国殇墓园里的英烈名录墙。
6月12日,中国远征军在缅甸抗日阵亡将士的部分遗骸和墓地的圹兆土,被装于24个骨灰罐,归葬在云南省腾冲国殇墓园的中国远征军阵亡将士墓。此时,距离这些将士出国远征,已过去了70余年。
国殇墓园东南门外,一段五六十米长的“名录墙”,是这些经历坎坷的远征军老兵们,所能抓住的最后一丝寄托。对于已经无力再次改变命运的他们而言,唯求如此,才“可能被人铭记”。但在飞逝的时光中,我们所应该记住的,不应该只是“名录墙”上那些老兵的名字。
相信在这场与时间的赛跑中,历史终将胜出。
老兵离世:“希望永远和战友们在一起”
6月12日上午,腾冲国殇墓园“中国远征军抗日阵亡将士”公祭现场,庄严肃穆。此时,一条意外消息传来:原本要来参加今天公祭活动的腾冲91岁老兵张庆斌,不幸于前一日上午离世。
12日中午,在腾冲县滨河小区一处院落,已经搭起灵堂,同样一片肃穆。
“老人身体一直都不错,可能是年龄大了,身体各项器官退化,才突然离世的。”仍沉浸于悲痛中的张家人告诉记者,老人本已做好参加12日公祭活动的准备,没想到噩耗会来得这么快。
1923年出生的张庆斌,原籍河南省南阳市唐河县,是中国远征军20集团军20兵站总监部士兵,曾参与仰攻高黎贡山,收复腾冲等诸多战役,抗战结束后,张庆斌留在了腾冲并娶妻生子,最后以教师身份退休,是此前腾冲“名气最大”的远征军老兵。
相对于其他多数生活于底层老兵,张庆斌退休后的生活一直不错:儿女孝顺,自己每个月能领到2000元退休金,日子可以说颇为悠闲。
即便如此,老人最大的心结,仍是远征军老兵的事情。老人儿子告诉记者,在腾冲,凡是举办类似纪念活动,他都要参加,2011年在腾冲举行的首次“忠魂归国”——远征军遗骸回归会上,张庆斌曾满含眼泪说,“剩下的战友没有多少,能见一面是一面吧。”
张家人告诉记者,做过军人的张庆斌一直对“军绿色”服装情有独钟,“之前家里有个亲戚在公安局,送给他一套当时‘绿色’的公安制服,老人高兴得不得了,恨不能天天穿着。”

给定数据行
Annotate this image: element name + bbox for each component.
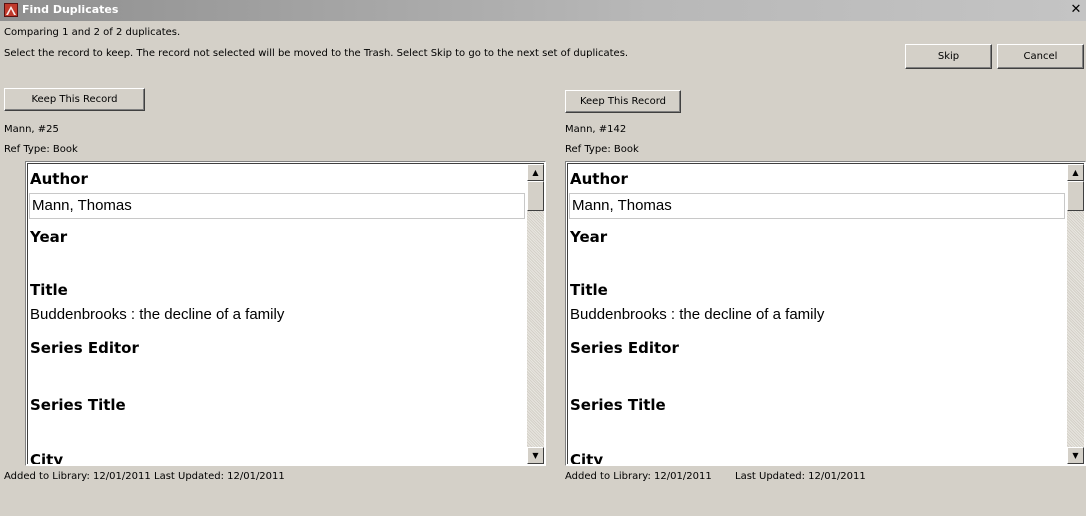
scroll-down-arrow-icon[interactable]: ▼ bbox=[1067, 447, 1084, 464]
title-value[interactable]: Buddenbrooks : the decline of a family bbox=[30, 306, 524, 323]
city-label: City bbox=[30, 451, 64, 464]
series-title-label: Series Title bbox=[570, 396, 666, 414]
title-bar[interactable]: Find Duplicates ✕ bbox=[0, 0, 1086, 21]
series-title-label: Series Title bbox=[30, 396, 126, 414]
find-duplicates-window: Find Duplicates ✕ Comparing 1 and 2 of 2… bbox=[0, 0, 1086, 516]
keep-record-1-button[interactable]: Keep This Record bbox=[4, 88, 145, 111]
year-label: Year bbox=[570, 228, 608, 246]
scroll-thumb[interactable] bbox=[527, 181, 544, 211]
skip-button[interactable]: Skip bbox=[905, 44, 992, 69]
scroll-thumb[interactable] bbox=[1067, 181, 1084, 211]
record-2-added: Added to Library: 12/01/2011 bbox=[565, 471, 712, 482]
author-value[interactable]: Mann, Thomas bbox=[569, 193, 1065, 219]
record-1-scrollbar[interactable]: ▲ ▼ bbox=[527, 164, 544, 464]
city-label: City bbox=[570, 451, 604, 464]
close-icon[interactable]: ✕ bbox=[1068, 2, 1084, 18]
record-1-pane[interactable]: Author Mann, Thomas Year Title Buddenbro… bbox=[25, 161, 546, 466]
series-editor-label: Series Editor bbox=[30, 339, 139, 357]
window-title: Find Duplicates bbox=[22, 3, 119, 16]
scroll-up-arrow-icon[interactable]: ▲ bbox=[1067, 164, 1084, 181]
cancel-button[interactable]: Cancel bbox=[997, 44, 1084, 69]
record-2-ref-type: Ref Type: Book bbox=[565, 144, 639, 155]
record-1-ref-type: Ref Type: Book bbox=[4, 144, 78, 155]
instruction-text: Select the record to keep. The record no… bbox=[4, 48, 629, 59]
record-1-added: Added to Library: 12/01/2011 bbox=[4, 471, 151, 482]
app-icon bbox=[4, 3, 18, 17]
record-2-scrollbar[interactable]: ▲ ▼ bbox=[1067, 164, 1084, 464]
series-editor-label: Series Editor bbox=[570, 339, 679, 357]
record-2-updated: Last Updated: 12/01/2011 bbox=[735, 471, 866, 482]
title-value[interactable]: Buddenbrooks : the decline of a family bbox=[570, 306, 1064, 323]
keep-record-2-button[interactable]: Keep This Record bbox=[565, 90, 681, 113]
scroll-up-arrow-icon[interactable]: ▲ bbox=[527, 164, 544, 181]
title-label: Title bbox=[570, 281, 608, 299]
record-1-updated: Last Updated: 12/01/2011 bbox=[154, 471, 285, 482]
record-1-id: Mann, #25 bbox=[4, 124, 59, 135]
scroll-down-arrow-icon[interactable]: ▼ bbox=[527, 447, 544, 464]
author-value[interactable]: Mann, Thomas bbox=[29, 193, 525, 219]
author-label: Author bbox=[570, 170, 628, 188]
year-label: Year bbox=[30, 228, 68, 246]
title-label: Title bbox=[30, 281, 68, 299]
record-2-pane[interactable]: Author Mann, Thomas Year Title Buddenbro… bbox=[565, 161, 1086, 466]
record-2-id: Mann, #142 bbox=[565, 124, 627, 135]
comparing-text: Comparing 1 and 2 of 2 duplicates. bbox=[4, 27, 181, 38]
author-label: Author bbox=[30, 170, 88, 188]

任务指令
**A)** 请判断下列陈述是否与本篇摘录相符,逐项回答"是"或"否",并准确引用摘录中据以判断的原文:(i)遗骸和圹兆土被装于24个骨灰罐;(ii)张庆斌原籍云南省腾冲;(iii)张庆斌最后以医生身份退休。
**B)** 依据本篇摘录回答下列问题:
(i)张庆斌于哪一年出生?
(ii)张庆斌退休后每个月能领到多少退休金?
(iii)首次"忠魂归国"远征军遗骸回归会于哪一年在腾冲举行?
**C)** 请抄录本篇摘录中介于"6月12日上午,腾冲国殇墓园"与"退休金,日子可以说颇为悠闲。"之间的文字,首尾两处均包括在内。

练习答案
**A)**
(i)是。"被装于24个骨灰罐"
(ii)否。"原籍河南省南阳市唐河县"
(iii)否。"最后以教师身份退休"

**B)**
(i)1923年。
(ii)2000元。
(iii)2011年。

**C)**
6月12日上午,腾冲国殇墓园“中国远征军抗日阵亡将士”公祭现场,庄严肃穆。此时,一条意外消息传来:原本要来参加今天公祭活动的腾冲91岁老兵张庆斌,不幸于前一日上午离世。
12日中午,在腾冲县滨河小区一处院落,已经搭起灵堂,同样一片肃穆。
“老人身体一直都不错,可能是年龄大了,身体各项器官退化,才突然离世的。”仍沉浸于悲痛中的张家人告诉记者,老人本已做好参加12日公祭活动的准备,没想到噩耗会来得这么快。
1923年出生的张庆斌,原籍河南省南阳市唐河县,是中国远征军20集团军20兵站总监部士兵,曾参与仰攻高黎贡山,收复腾冲等诸多战役,抗战结束后,张庆斌留在了腾冲并娶妻生子,最后以教师身份退休,是此前腾冲“名气最大”的远征军老兵。
相对于其他多数生活于底层老兵,张庆斌退休后的生活一直不错:儿女孝顺,自己每个月能领到2000元退休金,日子可以说颇为悠闲。